▶ Directions
Put everything from the start of the listing down to and including the line that contains "- y-tick-label: − 2: [1035, 1135, 1083, 1167]" into a JSON list of strings, one string per line, with blank lines left out.

─── Recorded information ───

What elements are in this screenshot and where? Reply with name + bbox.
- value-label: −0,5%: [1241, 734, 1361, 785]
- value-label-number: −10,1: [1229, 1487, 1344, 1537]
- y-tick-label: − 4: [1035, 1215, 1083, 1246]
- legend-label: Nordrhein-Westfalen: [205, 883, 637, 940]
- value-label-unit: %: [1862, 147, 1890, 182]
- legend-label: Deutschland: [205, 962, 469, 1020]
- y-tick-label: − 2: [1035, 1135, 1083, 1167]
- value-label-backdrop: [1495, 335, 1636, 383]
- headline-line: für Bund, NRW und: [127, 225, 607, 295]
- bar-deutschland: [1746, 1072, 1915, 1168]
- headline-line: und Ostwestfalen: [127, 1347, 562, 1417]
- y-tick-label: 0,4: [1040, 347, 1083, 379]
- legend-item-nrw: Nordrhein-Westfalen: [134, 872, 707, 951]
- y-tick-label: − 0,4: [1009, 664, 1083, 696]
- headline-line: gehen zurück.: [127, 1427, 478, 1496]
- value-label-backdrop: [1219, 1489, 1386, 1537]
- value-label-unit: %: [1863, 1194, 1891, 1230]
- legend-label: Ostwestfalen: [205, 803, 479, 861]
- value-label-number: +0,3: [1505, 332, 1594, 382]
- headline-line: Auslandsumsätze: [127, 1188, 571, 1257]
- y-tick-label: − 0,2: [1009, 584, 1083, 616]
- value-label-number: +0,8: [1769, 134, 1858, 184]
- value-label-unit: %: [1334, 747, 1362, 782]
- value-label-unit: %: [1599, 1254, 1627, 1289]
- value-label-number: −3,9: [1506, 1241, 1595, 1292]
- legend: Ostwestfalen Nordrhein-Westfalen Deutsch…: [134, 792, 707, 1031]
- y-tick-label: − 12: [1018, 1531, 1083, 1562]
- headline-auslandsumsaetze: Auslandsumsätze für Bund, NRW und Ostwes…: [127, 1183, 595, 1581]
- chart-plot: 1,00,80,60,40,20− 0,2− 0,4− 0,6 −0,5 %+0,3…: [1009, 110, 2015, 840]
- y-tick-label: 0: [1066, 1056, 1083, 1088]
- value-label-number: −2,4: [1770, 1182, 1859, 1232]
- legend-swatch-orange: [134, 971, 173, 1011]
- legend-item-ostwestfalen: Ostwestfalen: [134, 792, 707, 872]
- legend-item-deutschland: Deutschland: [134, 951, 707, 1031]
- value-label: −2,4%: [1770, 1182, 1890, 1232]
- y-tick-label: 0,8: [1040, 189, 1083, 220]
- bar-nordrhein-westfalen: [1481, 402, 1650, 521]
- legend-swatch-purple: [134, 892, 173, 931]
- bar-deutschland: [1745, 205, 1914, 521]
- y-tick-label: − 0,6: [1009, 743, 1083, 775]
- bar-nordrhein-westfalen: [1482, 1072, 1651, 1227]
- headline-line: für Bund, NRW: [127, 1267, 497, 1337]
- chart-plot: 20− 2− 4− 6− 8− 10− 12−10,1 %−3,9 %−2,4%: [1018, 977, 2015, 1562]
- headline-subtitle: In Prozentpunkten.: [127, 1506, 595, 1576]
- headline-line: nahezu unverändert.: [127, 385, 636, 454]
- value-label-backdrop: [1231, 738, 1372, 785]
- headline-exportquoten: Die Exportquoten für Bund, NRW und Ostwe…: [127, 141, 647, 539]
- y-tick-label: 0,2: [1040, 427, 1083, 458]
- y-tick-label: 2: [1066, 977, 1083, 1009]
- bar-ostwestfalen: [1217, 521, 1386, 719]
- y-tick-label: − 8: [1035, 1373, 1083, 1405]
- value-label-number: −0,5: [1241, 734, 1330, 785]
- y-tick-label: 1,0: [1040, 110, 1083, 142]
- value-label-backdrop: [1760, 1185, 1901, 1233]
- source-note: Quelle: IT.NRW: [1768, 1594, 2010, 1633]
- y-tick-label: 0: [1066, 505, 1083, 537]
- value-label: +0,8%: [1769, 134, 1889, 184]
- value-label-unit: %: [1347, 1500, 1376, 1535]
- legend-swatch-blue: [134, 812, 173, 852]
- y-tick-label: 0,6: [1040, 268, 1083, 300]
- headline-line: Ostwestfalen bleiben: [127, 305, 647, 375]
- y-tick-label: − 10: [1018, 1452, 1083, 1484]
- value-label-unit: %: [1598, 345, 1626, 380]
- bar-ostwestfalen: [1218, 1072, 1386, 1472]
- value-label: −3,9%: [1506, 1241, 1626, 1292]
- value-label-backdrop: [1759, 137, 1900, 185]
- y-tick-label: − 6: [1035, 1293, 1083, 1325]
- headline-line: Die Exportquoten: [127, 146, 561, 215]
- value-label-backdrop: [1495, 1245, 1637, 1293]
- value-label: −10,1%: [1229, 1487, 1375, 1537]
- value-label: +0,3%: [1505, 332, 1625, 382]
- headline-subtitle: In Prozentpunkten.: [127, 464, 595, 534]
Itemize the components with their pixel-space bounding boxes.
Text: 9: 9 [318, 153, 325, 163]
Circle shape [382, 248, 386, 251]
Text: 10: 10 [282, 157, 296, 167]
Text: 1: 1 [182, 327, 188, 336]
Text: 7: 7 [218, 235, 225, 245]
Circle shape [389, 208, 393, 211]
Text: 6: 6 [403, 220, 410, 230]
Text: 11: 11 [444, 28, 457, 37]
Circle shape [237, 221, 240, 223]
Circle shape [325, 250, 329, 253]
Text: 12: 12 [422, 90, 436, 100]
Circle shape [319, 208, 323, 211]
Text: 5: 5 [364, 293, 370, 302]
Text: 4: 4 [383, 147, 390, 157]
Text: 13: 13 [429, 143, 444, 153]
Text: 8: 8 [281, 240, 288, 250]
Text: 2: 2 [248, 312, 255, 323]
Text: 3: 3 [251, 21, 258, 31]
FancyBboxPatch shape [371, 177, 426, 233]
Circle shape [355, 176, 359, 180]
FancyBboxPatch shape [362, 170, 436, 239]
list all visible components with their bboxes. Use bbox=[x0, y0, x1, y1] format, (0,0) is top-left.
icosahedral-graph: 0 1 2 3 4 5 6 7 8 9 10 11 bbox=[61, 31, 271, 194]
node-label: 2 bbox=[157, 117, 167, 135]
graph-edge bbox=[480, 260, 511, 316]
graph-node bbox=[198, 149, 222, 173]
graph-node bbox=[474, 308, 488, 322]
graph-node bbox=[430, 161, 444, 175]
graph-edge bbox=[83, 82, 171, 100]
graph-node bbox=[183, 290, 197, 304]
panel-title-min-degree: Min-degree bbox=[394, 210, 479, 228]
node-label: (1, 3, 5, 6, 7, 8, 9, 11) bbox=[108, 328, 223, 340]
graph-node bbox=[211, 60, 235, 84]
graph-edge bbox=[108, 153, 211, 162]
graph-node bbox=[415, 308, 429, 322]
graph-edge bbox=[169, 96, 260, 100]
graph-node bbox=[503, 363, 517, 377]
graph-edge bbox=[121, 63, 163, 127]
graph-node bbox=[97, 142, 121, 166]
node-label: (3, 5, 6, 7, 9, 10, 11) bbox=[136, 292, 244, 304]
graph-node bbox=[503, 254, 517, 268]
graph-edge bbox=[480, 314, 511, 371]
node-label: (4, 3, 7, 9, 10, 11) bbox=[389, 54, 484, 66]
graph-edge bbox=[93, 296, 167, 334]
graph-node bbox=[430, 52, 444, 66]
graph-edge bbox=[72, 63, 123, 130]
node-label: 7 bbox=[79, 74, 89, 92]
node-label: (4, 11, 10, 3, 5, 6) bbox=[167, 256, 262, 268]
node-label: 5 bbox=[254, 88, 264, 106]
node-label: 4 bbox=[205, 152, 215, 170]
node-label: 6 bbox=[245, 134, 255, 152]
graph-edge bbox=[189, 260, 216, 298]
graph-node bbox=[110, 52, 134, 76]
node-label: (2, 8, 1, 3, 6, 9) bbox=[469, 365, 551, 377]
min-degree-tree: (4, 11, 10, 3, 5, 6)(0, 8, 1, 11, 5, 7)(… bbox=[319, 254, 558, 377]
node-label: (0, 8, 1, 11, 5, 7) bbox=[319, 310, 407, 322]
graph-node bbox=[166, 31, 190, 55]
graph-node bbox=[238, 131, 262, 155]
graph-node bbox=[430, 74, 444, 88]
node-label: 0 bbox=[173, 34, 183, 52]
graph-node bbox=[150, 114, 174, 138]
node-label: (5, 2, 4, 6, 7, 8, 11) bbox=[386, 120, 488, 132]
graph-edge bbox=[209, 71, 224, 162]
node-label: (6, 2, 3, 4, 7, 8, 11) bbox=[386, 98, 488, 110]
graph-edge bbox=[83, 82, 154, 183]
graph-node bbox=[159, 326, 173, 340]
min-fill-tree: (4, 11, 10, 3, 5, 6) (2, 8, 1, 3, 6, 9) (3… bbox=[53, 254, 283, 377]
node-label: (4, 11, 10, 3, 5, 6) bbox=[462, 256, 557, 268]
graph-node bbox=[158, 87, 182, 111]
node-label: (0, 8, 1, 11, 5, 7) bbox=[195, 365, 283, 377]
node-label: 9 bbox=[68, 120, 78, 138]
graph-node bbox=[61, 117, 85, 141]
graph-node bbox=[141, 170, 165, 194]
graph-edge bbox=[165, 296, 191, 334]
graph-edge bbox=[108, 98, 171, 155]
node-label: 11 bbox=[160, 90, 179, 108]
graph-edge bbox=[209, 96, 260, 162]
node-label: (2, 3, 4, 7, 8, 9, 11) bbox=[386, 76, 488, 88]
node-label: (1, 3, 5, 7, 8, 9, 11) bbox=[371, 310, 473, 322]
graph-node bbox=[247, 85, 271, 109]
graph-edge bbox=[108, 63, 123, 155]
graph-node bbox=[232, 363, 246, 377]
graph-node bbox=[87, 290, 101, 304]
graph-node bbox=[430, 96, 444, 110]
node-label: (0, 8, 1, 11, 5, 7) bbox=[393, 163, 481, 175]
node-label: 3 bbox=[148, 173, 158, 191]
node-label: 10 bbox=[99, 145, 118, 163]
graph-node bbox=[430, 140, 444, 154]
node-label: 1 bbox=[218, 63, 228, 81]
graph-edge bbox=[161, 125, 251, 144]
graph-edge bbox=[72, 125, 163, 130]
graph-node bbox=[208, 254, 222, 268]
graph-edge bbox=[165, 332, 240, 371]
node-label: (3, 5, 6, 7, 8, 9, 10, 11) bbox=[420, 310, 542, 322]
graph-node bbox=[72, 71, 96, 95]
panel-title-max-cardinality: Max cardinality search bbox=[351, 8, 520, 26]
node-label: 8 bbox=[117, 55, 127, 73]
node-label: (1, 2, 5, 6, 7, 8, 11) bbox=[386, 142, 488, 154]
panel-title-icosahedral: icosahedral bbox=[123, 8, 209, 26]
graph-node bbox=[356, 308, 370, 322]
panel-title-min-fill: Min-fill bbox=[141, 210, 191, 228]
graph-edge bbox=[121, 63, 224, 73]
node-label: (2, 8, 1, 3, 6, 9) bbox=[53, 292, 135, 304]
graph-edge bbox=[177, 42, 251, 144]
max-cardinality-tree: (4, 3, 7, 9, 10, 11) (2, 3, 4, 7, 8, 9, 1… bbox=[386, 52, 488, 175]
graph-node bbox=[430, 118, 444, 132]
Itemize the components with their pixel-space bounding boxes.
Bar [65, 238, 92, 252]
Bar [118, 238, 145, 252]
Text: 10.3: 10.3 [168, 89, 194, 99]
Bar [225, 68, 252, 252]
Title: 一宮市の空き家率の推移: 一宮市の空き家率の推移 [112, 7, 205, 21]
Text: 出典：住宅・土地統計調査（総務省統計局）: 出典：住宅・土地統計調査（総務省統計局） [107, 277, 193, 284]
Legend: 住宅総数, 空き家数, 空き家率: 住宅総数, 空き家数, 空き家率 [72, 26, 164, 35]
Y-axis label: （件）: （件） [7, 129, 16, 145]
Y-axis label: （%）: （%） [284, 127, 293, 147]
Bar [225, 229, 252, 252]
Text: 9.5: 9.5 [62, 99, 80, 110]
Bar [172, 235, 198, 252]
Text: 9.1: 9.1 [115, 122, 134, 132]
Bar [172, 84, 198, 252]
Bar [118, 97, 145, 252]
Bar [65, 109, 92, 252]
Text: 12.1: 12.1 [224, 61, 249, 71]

───

▶ Finished exercise
[
  "What elements are in this screenshot and where? Reply with name + bbox.",
  "- value-label: −0,5%: [1241, 734, 1361, 785]",
  "- value-label-number: −10,1: [1229, 1487, 1344, 1537]",
  "- y-tick-label: − 4: [1035, 1215, 1083, 1246]",
  "- legend-label: Nordrhein-Westfalen: [205, 883, 637, 940]",
  "- value-label-unit: %: [1862, 147, 1890, 182]",
  "- legend-label: Deutschland: [205, 962, 469, 1020]",
  "- y-tick-label: − 2: [1035, 1135, 1083, 1167]"
]